_Work to be completed:_ In the entries that follow, identify the line containing "Extract all readable text from this page." and return it together with all later lines, exactly as they appear.

_Given records:_

---

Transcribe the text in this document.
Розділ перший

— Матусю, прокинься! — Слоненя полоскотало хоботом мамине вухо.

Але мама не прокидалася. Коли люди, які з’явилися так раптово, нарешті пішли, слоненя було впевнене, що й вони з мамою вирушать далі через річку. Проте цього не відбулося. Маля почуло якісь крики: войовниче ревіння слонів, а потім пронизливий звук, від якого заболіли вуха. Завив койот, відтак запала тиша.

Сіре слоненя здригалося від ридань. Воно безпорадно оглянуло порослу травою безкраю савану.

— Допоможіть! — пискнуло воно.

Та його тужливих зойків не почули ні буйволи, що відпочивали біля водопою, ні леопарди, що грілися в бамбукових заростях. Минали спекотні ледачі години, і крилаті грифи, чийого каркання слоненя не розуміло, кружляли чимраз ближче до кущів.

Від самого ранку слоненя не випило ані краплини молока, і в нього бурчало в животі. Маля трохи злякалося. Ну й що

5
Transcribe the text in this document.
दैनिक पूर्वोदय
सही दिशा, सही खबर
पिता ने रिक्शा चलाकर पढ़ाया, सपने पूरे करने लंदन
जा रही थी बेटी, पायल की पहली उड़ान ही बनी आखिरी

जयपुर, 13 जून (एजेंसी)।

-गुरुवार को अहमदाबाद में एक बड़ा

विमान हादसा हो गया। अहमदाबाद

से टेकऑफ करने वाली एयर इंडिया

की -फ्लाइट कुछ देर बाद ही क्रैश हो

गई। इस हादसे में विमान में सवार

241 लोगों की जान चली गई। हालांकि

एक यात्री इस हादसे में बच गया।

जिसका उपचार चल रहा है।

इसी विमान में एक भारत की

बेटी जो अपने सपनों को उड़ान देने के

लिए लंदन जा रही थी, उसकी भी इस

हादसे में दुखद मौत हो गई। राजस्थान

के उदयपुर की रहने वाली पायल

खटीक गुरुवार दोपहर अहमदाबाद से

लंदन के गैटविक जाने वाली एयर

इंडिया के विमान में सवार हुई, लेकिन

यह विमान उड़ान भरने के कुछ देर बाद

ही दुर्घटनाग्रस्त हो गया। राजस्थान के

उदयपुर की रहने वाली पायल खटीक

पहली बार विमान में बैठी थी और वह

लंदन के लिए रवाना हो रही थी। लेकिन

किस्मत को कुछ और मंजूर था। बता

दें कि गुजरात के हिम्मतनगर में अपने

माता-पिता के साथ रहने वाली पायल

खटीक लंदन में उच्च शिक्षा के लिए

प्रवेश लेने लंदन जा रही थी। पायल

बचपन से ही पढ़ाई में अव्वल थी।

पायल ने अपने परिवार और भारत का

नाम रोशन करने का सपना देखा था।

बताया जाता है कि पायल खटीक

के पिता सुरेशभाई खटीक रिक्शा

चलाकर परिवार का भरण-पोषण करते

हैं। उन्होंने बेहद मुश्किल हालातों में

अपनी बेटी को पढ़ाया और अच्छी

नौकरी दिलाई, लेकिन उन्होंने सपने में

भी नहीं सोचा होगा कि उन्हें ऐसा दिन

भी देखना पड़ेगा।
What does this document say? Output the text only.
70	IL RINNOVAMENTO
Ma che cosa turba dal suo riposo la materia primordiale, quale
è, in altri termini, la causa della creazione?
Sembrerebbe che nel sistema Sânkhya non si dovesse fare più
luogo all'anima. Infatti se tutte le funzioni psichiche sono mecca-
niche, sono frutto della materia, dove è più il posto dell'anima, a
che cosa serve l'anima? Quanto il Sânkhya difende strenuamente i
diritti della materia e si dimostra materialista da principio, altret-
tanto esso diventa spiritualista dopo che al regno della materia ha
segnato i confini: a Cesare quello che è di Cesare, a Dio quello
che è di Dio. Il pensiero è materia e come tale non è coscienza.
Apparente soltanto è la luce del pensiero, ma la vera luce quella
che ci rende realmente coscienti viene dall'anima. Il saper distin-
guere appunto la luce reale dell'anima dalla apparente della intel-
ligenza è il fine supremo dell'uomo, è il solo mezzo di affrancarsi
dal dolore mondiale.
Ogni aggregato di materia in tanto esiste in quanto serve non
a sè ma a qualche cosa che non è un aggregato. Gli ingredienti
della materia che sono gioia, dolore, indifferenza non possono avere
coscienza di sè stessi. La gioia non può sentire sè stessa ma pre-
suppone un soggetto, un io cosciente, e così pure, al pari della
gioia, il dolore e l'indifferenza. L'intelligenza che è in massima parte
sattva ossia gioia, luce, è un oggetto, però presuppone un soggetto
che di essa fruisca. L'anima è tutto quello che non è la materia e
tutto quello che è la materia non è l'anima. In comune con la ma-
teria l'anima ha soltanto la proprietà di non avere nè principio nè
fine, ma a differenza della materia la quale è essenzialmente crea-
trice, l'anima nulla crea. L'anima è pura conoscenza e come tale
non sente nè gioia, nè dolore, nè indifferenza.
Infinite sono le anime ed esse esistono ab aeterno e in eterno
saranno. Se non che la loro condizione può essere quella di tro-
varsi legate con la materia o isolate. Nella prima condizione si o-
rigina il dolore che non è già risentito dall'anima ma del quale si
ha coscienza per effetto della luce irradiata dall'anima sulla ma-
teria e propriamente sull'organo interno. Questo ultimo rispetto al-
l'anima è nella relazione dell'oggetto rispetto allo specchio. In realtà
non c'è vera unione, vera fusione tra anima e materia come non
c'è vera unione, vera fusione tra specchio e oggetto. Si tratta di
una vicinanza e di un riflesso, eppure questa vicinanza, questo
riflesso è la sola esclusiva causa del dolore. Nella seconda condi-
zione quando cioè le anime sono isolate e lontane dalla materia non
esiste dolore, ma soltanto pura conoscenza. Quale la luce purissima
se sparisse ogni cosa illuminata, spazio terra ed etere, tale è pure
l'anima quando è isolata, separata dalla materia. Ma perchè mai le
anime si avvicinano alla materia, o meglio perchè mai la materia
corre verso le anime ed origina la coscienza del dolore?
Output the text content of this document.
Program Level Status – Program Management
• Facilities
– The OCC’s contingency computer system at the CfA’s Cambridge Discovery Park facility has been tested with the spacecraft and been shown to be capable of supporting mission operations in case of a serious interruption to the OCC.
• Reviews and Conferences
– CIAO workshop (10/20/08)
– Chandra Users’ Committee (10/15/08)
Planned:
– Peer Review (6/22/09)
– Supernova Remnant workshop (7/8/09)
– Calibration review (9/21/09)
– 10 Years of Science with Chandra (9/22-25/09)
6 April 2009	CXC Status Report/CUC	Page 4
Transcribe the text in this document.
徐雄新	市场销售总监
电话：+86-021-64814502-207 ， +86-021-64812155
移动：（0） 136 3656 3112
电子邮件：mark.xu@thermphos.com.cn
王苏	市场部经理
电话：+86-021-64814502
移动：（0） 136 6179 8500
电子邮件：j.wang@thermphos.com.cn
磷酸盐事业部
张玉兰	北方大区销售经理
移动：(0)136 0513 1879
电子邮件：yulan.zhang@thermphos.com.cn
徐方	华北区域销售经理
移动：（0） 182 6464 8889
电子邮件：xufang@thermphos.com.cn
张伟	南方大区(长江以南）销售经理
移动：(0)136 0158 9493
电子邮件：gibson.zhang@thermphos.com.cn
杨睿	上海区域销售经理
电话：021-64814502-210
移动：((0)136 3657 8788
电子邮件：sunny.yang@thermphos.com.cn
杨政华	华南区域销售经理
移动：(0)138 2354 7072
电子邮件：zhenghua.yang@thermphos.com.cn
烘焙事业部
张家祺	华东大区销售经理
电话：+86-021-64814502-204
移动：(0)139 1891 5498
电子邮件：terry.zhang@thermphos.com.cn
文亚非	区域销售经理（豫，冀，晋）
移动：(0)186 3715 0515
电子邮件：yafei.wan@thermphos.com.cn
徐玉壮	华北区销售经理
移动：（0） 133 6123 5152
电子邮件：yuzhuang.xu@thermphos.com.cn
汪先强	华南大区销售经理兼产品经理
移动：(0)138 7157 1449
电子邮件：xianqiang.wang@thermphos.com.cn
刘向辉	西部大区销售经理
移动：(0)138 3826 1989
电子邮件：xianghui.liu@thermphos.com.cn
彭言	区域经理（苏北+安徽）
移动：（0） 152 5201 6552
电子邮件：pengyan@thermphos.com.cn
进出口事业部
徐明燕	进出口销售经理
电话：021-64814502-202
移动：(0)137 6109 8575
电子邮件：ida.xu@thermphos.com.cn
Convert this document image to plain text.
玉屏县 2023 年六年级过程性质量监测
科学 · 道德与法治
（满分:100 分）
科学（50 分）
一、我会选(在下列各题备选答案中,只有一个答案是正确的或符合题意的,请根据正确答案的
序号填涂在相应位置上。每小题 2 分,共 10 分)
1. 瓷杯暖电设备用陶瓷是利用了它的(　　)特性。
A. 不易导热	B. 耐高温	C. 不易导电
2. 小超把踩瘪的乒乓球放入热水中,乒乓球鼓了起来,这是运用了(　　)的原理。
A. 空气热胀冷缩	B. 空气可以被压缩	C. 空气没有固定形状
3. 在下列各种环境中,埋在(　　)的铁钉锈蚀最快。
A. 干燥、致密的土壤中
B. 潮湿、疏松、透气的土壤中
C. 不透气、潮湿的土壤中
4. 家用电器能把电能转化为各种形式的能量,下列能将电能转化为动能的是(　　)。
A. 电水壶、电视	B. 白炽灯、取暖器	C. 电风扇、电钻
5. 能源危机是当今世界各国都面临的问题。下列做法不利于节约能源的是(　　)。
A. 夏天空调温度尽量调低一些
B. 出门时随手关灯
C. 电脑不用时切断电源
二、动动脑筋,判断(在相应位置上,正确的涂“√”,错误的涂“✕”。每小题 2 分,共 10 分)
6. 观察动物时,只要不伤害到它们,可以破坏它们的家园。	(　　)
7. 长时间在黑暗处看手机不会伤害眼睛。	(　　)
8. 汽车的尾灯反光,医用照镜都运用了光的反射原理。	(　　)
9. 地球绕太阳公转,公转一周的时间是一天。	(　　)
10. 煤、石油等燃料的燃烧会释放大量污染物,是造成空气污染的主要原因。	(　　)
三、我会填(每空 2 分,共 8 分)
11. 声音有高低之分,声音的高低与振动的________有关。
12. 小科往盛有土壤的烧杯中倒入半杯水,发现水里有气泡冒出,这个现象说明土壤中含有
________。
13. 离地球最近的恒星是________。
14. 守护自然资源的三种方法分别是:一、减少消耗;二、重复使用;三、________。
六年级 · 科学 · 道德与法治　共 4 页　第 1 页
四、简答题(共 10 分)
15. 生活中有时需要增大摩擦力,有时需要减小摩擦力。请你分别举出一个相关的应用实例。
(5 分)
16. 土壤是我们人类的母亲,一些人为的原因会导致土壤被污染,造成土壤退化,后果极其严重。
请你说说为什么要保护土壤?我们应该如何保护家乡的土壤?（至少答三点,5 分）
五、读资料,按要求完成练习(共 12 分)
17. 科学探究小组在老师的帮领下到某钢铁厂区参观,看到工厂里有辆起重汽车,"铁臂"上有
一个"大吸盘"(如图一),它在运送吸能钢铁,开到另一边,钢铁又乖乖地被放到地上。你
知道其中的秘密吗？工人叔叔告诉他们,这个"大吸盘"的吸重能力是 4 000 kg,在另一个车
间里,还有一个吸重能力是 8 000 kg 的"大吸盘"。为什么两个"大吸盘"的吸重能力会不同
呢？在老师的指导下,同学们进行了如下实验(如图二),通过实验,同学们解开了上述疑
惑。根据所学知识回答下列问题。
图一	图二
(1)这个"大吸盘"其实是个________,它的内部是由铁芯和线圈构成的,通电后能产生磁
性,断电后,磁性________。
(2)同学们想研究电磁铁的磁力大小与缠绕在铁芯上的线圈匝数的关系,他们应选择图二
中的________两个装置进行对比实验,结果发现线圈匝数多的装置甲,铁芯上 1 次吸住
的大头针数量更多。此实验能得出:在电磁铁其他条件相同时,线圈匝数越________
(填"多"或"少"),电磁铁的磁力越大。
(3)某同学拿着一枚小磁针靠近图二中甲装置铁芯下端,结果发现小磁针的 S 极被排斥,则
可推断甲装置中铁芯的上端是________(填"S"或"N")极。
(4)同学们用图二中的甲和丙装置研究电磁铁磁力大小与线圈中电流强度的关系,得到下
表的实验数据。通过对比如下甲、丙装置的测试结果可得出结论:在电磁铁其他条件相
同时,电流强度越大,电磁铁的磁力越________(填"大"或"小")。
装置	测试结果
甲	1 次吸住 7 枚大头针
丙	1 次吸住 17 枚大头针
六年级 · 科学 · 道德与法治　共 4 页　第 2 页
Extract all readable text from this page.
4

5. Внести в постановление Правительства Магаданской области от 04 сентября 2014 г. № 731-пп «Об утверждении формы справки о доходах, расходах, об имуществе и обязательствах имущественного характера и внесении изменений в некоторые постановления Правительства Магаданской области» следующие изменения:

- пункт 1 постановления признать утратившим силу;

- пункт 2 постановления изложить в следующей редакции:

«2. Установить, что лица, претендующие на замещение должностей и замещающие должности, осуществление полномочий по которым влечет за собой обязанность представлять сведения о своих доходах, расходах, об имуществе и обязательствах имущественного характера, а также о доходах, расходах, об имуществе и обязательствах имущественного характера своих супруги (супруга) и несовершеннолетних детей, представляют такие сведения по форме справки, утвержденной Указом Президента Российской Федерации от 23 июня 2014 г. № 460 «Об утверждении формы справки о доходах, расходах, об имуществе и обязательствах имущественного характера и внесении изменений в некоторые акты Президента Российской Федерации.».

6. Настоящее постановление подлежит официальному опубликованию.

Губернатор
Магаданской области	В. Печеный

---

_Answer to the exercise:_
Extract all readable text from this page.
4

5. Внести в постановление Правительства Магаданской области от 04 сентября 2014 г. № 731-пп «Об утверждении формы справки о доходах, расходах, об имуществе и обязательствах имущественного характера и внесении изменений в некоторые постановления Правительства Магаданской области» следующие изменения:

- пункт 1 постановления признать утратившим силу;

- пункт 2 постановления изложить в следующей редакции:

«2. Установить, что лица, претендующие на замещение должностей и замещающие должности, осуществление полномочий по которым влечет за собой обязанность представлять сведения о своих доходах, расходах, об имуществе и обязательствах имущественного характера, а также о доходах, расходах, об имуществе и обязательствах имущественного характера своих супруги (супруга) и несовершеннолетних детей, представляют такие сведения по форме справки, утвержденной Указом Президента Российской Федерации от 23 июня 2014 г. № 460 «Об утверждении формы справки о доходах, расходах, об имуществе и обязательствах имущественного характера и внесении изменений в некоторые акты Президента Российской Федерации.».

6. Настоящее постановление подлежит официальному опубликованию.

Губернатор
Магаданской области	В. Печеный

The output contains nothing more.